- **Input**:
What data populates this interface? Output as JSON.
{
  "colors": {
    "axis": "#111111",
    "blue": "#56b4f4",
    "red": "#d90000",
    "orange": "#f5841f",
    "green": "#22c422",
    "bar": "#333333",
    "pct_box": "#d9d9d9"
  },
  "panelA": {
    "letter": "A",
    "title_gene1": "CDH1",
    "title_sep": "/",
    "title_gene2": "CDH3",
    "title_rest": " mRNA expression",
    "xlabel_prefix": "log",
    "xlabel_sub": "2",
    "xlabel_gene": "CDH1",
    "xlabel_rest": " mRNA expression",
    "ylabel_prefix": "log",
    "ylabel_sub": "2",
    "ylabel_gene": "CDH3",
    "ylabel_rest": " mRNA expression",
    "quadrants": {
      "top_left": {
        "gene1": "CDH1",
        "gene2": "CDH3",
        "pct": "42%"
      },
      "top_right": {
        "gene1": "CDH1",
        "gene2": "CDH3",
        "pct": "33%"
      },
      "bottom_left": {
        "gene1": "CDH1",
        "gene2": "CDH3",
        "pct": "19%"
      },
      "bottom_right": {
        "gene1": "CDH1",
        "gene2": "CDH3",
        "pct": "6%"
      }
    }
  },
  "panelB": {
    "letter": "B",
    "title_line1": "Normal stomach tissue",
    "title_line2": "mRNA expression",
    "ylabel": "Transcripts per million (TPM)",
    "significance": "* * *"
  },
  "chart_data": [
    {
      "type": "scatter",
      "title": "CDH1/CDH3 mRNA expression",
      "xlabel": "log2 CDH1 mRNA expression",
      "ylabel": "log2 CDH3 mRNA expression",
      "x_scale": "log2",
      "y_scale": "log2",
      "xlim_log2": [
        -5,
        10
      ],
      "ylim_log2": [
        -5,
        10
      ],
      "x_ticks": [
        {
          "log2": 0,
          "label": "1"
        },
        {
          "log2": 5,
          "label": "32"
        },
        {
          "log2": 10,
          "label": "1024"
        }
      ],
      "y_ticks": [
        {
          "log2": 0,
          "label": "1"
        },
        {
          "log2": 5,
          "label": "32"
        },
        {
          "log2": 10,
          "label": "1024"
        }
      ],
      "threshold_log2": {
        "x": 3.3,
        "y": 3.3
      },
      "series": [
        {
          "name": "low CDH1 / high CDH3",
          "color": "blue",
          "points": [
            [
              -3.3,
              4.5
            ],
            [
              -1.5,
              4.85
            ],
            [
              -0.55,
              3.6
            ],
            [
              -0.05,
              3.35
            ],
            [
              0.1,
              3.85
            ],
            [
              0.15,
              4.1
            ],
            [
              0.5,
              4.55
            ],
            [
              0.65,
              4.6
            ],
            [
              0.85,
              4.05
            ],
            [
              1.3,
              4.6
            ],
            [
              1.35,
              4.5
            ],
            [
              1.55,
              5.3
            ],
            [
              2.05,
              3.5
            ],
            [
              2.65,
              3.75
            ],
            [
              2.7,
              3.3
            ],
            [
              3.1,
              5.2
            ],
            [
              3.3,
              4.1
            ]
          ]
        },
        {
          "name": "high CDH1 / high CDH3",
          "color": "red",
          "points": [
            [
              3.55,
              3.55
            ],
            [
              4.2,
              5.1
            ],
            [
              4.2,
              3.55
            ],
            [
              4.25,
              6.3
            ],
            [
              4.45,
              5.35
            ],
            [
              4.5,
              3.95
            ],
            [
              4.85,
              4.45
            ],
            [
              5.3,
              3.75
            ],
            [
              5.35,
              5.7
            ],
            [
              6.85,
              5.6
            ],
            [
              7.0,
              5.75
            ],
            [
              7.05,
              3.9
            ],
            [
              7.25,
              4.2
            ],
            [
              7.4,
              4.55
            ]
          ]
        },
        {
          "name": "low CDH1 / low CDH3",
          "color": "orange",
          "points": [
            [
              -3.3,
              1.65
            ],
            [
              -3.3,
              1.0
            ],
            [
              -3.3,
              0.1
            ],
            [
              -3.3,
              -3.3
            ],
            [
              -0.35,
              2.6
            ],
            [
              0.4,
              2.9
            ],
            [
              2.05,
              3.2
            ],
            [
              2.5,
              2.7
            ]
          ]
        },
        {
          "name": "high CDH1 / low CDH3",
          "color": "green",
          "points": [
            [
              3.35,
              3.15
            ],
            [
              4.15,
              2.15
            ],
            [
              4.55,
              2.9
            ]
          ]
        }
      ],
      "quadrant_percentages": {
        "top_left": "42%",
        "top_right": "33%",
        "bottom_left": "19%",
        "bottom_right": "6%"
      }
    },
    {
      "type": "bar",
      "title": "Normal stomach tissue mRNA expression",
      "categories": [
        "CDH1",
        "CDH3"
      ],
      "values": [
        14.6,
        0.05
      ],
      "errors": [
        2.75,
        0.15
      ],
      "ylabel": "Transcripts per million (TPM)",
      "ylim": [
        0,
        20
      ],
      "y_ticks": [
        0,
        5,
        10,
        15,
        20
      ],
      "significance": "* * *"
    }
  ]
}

- **Your goal**: Retype the listing above without a single difference.

- **Solution below**:
What data populates this interface? Output as JSON.
{
  "colors": {
    "axis": "#111111",
    "blue": "#56b4f4",
    "red": "#d90000",
    "orange": "#f5841f",
    "green": "#22c422",
    "bar": "#333333",
    "pct_box": "#d9d9d9"
  },
  "panelA": {
    "letter": "A",
    "title_gene1": "CDH1",
    "title_sep": "/",
    "title_gene2": "CDH3",
    "title_rest": " mRNA expression",
    "xlabel_prefix": "log",
    "xlabel_sub": "2",
    "xlabel_gene": "CDH1",
    "xlabel_rest": " mRNA expression",
    "ylabel_prefix": "log",
    "ylabel_sub": "2",
    "ylabel_gene": "CDH3",
    "ylabel_rest": " mRNA expression",
    "quadrants": {
      "top_left": {
        "gene1": "CDH1",
        "gene2": "CDH3",
        "pct": "42%"
      },
      "top_right": {
        "gene1": "CDH1",
        "gene2": "CDH3",
        "pct": "33%"
      },
      "bottom_left": {
        "gene1": "CDH1",
        "gene2": "CDH3",
        "pct": "19%"
      },
      "bottom_right": {
        "gene1": "CDH1",
        "gene2": "CDH3",
        "pct": "6%"
      }
    }
  },
  "panelB": {
    "letter": "B",
    "title_line1": "Normal stomach tissue",
    "title_line2": "mRNA expression",
    "ylabel": "Transcripts per million (TPM)",
    "significance": "* * *"
  },
  "chart_data": [
    {
      "type": "scatter",
      "title": "CDH1/CDH3 mRNA expression",
      "xlabel": "log2 CDH1 mRNA expression",
      "ylabel": "log2 CDH3 mRNA expression",
      "x_scale": "log2",
      "y_scale": "log2",
      "xlim_log2": [
        -5,
        10
      ],
      "ylim_log2": [
        -5,
        10
      ],
      "x_ticks": [
        {
          "log2": 0,
          "label": "1"
        },
        {
          "log2": 5,
          "label": "32"
        },
        {
          "log2": 10,
          "label": "1024"
        }
      ],
      "y_ticks": [
        {
          "log2": 0,
          "label": "1"
        },
        {
          "log2": 5,
          "label": "32"
        },
        {
          "log2": 10,
          "label": "1024"
        }
      ],
      "threshold_log2": {
        "x": 3.3,
        "y": 3.3
      },
      "series": [
        {
          "name": "low CDH1 / high CDH3",
          "color": "blue",
          "points": [
            [
              -3.3,
              4.5
            ],
            [
              -1.5,
              4.85
            ],
            [
              -0.55,
              3.6
            ],
            [
              -0.05,
              3.35
            ],
            [
              0.1,
              3.85
            ],
            [
              0.15,
              4.1
            ],
            [
              0.5,
              4.55
            ],
            [
              0.65,
              4.6
            ],
            [
              0.85,
              4.05
            ],
            [
              1.3,
              4.6
            ],
            [
              1.35,
              4.5
            ],
            [
              1.55,
              5.3
            ],
            [
              2.05,
              3.5
            ],
            [
              2.65,
              3.75
            ],
            [
              2.7,
              3.3
            ],
            [
              3.1,
              5.2
            ],
            [
              3.3,
              4.1
            ]
          ]
        },
        {
          "name": "high CDH1 / high CDH3",
          "color": "red",
          "points": [
            [
              3.55,
              3.55
            ],
            [
              4.2,
              5.1
            ],
            [
              4.2,
              3.55
            ],
            [
              4.25,
              6.3
            ],
            [
              4.45,
              5.35
            ],
            [
              4.5,
              3.95
            ],
            [
              4.85,
              4.45
            ],
            [
              5.3,
              3.75
            ],
            [
              5.35,
              5.7
            ],
            [
              6.85,
              5.6
            ],
            [
              7.0,
              5.75
            ],
            [
              7.05,
              3.9
            ],
            [
              7.25,
              4.2
            ],
            [
              7.4,
              4.55
            ]
          ]
        },
        {
          "name": "low CDH1 / low CDH3",
          "color": "orange",
          "points": [
            [
              -3.3,
              1.65
            ],
            [
              -3.3,
              1.0
            ],
            [
              -3.3,
              0.1
            ],
            [
              -3.3,
              -3.3
            ],
            [
              -0.35,
              2.6
            ],
            [
              0.4,
              2.9
            ],
            [
              2.05,
              3.2
            ],
            [
              2.5,
              2.7
            ]
          ]
        },
        {
          "name": "high CDH1 / low CDH3",
          "color": "green",
          "points": [
            [
              3.35,
              3.15
            ],
            [
              4.15,
              2.15
            ],
            [
              4.55,
              2.9
            ]
          ]
        }
      ],
      "quadrant_percentages": {
        "top_left": "42%",
        "top_right": "33%",
        "bottom_left": "19%",
        "bottom_right": "6%"
      }
    },
    {
      "type": "bar",
      "title": "Normal stomach tissue mRNA expression",
      "categories": [
        "CDH1",
        "CDH3"
      ],
      "values": [
        14.6,
        0.05
      ],
      "errors": [
        2.75,
        0.15
      ],
      "ylabel": "Transcripts per million (TPM)",
      "ylim": [
        0,
        20
      ],
      "y_ticks": [
        0,
        5,
        10,
        15,
        20
      ],
      "significance": "* * *"
    }
  ]
}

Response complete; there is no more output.